● SHORT PROBLEM
Copy all lines in which the word "whence" can be found.

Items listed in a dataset
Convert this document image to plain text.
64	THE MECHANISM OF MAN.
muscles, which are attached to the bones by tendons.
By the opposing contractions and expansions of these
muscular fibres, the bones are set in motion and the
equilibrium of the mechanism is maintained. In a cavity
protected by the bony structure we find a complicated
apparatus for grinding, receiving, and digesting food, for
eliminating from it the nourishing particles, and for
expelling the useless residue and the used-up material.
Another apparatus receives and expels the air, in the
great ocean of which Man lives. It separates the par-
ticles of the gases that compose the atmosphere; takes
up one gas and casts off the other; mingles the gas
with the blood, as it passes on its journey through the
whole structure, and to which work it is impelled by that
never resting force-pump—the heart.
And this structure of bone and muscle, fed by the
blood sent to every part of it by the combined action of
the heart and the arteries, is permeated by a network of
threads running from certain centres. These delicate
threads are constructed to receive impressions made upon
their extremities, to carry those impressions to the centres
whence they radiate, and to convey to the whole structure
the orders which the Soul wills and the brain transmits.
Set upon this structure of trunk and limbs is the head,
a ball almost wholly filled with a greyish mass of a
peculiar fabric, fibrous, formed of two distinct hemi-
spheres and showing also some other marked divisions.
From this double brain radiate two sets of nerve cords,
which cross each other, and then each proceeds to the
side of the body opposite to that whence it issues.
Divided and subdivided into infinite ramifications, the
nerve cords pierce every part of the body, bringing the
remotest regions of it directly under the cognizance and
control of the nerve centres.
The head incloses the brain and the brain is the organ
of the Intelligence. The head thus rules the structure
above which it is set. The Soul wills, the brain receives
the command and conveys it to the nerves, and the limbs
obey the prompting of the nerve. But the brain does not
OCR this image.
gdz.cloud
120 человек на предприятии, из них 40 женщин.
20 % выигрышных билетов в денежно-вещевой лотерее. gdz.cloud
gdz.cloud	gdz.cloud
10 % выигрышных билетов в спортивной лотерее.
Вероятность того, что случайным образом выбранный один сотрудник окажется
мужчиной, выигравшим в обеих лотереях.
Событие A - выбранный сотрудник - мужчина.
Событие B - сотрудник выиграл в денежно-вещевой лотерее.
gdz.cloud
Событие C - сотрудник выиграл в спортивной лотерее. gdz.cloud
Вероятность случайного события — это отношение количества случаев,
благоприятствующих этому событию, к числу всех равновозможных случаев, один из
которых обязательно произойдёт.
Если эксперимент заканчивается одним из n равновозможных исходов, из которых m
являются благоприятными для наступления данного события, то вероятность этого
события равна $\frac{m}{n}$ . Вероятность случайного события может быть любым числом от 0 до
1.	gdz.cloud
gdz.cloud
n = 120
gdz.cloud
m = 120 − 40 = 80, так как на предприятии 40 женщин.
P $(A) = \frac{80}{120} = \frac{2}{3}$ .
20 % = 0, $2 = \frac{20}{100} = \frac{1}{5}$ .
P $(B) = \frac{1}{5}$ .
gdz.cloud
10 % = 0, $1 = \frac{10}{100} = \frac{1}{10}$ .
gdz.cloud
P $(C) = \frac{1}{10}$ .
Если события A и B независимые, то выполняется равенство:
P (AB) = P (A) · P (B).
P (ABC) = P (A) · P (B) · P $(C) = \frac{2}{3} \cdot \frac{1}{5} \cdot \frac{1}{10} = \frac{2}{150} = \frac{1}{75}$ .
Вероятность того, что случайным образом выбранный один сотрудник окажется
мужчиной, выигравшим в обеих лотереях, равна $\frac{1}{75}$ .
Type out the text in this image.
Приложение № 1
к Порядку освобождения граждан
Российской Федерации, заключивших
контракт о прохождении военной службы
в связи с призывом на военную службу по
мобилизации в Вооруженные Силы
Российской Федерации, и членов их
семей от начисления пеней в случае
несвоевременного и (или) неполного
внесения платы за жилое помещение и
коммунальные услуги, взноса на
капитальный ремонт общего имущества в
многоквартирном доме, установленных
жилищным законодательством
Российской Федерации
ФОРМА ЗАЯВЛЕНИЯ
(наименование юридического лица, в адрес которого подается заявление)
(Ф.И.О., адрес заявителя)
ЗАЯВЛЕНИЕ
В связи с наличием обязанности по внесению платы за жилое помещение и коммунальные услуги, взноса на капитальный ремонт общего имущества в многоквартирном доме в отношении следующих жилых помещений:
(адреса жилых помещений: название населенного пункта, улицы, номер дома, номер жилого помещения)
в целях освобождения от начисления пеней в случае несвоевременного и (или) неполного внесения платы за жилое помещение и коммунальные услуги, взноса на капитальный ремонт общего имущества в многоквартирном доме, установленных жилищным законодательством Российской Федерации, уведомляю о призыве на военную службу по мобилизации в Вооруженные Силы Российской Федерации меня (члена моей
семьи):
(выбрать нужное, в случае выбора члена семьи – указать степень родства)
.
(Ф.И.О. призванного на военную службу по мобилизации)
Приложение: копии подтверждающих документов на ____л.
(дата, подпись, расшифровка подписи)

● WRITTEN SOLUTION
whence they radiate, and to convey to the whole structure
side of the body opposite to that whence it issues.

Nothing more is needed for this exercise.